#### Records for this task

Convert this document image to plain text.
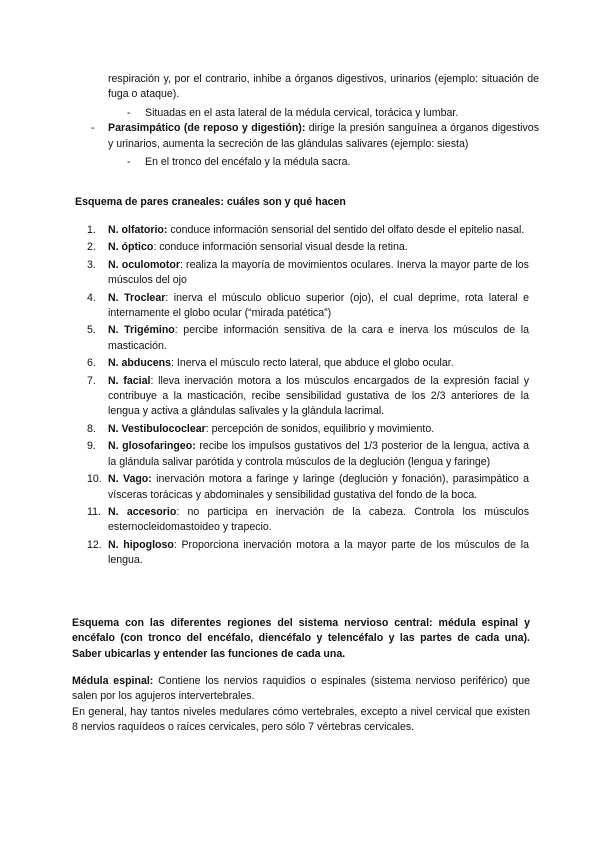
respiración y, por el contrario, inhibe a órganos digestivos, urinarios (ejemplo: situación de fuga o ataque).

- Situadas en el asta lateral de la médula cervical, torácica y lumbar.
- Parasimpático (de reposo y digestión): dirige la presión sanguínea a órganos digestivos y urinarios, aumenta la secreción de las glándulas salivares (ejemplo: siesta)
- En el tronco del encéfalo y la médula sacra.

Esquema de pares craneales: cuáles son y qué hacen

1.	N. olfatorio: conduce información sensorial del sentido del olfato desde el epitelio nasal.
2.	N. óptico: conduce información sensorial visual desde la retina.
3.	N. oculomotor: realiza la mayoría de movimientos oculares. Inerva la mayor parte de los músculos del ojo
4.	N. Troclear: inerva el músculo oblicuo superior (ojo), el cual deprime, rota lateral e internamente el globo ocular (“mirada patética”)
5.	N. Trigémino: percibe información sensitiva de la cara e inerva los músculos de la masticación.
6.	N. abducens: Inerva el músculo recto lateral, que abduce el globo ocular.
7.	N. facial: lleva inervación motora a los músculos encargados de la expresión facial y contribuye a la masticación, recibe sensibilidad gustativa de los 2/3 anteriores de la lengua y activa a glándulas salivales y la glándula lacrimal.
8.	N. Vestibulococlear: percepción de sonidos, equilibrio y movimiento.
9.	N. glosofaringeo: recibe los impulsos gustativos del 1/3 posterior de la lengua, activa a la glándula salivar parótida y controla músculos de la deglución (lengua y faringe)
10. N. Vago: inervación motora a faringe y laringe (deglución y fonación), parasimpático a vísceras torácicas y abdominales y sensibilidad gustativa del fondo de la boca.
11. N. accesorio: no participa en inervación de la cabeza. Controla los músculos esternocleidomastoideo y trapecio.
12. N. hipogloso: Proporciona inervación motora a la mayor parte de los músculos de la lengua.

Esquema con las diferentes regiones del sistema nervioso central: médula espinal y encéfalo (con tronco del encéfalo, diencéfalo y telencéfalo y las partes de cada una). Saber ubicarlas y entender las funciones de cada una.

Médula espinal: Contiene los nervios raquidios o espinales (sistema nervioso periférico) que salen por los agujeros intervertebrales.

En general, hay tantos niveles medulares cómo vertebrales, excepto a nivel cervical que existen 8 nervios raquídeos o raíces cervicales, pero sólo 7 vértebras cervicales.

########

■ What is being asked
Leave the images out and output the remaining material exactly as it stands.

■ Response below
Convert this document image to plain text.
respiración y, por el contrario, inhibe a órganos digestivos, urinarios (ejemplo: situación de fuga o ataque).

- Situadas en el asta lateral de la médula cervical, torácica y lumbar.
- Parasimpático (de reposo y digestión): dirige la presión sanguínea a órganos digestivos y urinarios, aumenta la secreción de las glándulas salivares (ejemplo: siesta)
- En el tronco del encéfalo y la médula sacra.

Esquema de pares craneales: cuáles son y qué hacen

1.	N. olfatorio: conduce información sensorial del sentido del olfato desde el epitelio nasal.
2.	N. óptico: conduce información sensorial visual desde la retina.
3.	N. oculomotor: realiza la mayoría de movimientos oculares. Inerva la mayor parte de los músculos del ojo
4.	N. Troclear: inerva el músculo oblicuo superior (ojo), el cual deprime, rota lateral e internamente el globo ocular (“mirada patética”)
5.	N. Trigémino: percibe información sensitiva de la cara e inerva los músculos de la masticación.
6.	N. abducens: Inerva el músculo recto lateral, que abduce el globo ocular.
7.	N. facial: lleva inervación motora a los músculos encargados de la expresión facial y contribuye a la masticación, recibe sensibilidad gustativa de los 2/3 anteriores de la lengua y activa a glándulas salivales y la glándula lacrimal.
8.	N. Vestibulococlear: percepción de sonidos, equilibrio y movimiento.
9.	N. glosofaringeo: recibe los impulsos gustativos del 1/3 posterior de la lengua, activa a la glándula salivar parótida y controla músculos de la deglución (lengua y faringe)
10. N. Vago: inervación motora a faringe y laringe (deglución y fonación), parasimpático a vísceras torácicas y abdominales y sensibilidad gustativa del fondo de la boca.
11. N. accesorio: no participa en inervación de la cabeza. Controla los músculos esternocleidomastoideo y trapecio.
12. N. hipogloso: Proporciona inervación motora a la mayor parte de los músculos de la lengua.

Esquema con las diferentes regiones del sistema nervioso central: médula espinal y encéfalo (con tronco del encéfalo, diencéfalo y telencéfalo y las partes de cada una). Saber ubicarlas y entender las funciones de cada una.

Médula espinal: Contiene los nervios raquidios o espinales (sistema nervioso periférico) que salen por los agujeros intervertebrales.

En general, hay tantos niveles medulares cómo vertebrales, excepto a nivel cervical que existen 8 nervios raquídeos o raíces cervicales, pero sólo 7 vértebras cervicales.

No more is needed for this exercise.